[Dataset rows]
>> begin

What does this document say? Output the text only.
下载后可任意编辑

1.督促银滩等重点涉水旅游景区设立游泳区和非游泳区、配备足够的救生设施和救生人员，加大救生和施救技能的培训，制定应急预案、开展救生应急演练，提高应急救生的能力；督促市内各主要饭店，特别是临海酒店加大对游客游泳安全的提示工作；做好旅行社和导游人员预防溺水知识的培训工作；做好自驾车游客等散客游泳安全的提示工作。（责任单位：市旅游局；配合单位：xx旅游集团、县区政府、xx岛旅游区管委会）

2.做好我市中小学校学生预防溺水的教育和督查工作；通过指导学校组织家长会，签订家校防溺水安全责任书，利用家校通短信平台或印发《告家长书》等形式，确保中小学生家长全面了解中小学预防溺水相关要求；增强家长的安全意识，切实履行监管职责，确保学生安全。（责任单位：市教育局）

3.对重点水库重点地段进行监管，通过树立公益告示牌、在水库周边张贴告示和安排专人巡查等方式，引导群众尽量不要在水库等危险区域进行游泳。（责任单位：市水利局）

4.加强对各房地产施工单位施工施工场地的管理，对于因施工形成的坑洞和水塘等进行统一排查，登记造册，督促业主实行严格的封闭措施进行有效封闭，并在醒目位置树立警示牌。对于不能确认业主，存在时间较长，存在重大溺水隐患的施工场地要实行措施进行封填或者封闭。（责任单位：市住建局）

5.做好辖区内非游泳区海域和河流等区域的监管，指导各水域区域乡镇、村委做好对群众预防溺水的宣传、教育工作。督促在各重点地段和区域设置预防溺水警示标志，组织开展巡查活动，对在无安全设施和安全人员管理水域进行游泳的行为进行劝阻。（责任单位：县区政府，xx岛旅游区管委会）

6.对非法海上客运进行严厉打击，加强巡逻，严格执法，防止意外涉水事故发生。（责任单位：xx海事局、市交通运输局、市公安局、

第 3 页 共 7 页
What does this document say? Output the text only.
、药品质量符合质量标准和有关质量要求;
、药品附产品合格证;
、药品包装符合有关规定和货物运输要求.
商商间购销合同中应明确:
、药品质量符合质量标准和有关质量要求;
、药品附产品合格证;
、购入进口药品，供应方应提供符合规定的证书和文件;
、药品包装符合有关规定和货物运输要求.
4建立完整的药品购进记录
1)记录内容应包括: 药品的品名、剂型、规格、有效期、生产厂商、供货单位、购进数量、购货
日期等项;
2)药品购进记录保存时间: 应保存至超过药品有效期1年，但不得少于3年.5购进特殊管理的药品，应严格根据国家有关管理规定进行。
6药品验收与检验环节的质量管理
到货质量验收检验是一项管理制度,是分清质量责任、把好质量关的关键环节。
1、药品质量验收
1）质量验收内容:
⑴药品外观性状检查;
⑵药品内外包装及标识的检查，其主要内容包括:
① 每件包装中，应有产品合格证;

>> end

Within the material above, find the lines that contain the word "县区政府"; copy them.

[Output for this exercise]
1.督促银滩等重点涉水旅游景区设立游泳区和非游泳区、配备足够的救生设施和救生人员，加大救生和施救技能的培训，制定应急预案、开展救生应急演练，提高应急救生的能力；督促市内各主要饭店，特别是临海酒店加大对游客游泳安全的提示工作；做好旅行社和导游人员预防溺水知识的培训工作；做好自驾车游客等散客游泳安全的提示工作。（责任单位：市旅游局；配合单位：xx旅游集团、县区政府、xx岛旅游区管委会）
5.做好辖区内非游泳区海域和河流等区域的监管，指导各水域区域乡镇、村委做好对群众预防溺水的宣传、教育工作。督促在各重点地段和区域设置预防溺水警示标志，组织开展巡查活动，对在无安全设施和安全人员管理水域进行游泳的行为进行劝阻。（责任单位：县区政府，xx岛旅游区管委会）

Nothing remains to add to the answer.